# EXERCISE
Only the number is wanted: count the lines that contain "Prowadzenie".

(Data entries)
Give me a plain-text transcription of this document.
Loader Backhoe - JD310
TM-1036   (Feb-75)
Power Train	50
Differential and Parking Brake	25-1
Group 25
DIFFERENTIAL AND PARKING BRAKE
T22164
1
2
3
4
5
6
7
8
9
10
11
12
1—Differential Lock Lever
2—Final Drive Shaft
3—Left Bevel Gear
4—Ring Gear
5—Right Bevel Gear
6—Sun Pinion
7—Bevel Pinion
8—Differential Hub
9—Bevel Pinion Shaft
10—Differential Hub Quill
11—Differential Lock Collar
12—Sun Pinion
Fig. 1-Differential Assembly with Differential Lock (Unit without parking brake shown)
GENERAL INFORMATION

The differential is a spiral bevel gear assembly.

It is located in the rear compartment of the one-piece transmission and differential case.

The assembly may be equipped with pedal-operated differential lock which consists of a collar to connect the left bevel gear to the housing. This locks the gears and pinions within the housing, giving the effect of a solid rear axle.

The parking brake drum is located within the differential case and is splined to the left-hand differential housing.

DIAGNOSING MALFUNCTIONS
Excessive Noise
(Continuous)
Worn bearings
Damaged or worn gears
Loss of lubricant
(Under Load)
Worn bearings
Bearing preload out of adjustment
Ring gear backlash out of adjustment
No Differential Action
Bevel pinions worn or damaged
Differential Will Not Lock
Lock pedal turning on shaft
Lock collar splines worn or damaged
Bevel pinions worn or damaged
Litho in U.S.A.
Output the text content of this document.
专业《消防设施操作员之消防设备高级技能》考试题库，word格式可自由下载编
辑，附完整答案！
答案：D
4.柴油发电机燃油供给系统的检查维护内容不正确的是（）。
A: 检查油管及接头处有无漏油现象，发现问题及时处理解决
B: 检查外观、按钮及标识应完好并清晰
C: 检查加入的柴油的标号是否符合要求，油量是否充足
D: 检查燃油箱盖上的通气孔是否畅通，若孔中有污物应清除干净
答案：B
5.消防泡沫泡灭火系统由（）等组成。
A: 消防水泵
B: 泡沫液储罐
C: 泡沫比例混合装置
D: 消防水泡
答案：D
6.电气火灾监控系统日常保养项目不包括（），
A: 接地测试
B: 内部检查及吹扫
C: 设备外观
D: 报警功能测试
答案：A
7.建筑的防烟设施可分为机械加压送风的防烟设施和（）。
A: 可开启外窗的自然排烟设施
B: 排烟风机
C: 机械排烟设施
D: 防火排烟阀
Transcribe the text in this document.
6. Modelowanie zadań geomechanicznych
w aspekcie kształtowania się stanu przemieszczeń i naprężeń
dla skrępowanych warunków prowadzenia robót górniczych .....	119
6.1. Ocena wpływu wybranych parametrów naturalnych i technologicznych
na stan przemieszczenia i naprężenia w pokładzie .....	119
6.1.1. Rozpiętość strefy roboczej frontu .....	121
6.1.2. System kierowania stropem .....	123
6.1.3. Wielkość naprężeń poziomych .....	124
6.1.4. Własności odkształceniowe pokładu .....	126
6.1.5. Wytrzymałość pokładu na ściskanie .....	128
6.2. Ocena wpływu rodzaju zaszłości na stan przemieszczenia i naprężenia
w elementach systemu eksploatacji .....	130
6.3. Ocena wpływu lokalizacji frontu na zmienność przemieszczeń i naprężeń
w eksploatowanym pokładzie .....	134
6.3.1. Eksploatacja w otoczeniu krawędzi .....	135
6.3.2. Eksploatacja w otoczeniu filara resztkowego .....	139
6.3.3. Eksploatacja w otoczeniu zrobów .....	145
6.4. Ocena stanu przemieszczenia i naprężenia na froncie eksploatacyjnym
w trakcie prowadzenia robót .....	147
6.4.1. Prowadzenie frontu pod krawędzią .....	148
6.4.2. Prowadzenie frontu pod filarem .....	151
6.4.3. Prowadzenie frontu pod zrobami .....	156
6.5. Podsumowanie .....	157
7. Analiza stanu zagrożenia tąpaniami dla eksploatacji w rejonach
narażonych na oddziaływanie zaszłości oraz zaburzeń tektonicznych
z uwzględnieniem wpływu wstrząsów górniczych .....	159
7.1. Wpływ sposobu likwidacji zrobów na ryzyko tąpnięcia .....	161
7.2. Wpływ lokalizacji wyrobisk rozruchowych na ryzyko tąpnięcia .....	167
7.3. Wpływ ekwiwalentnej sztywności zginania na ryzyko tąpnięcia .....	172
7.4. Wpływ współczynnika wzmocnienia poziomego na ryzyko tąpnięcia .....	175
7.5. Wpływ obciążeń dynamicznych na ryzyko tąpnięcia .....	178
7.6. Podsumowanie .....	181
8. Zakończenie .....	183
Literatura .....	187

# REPLY TO THE EXERCISE
3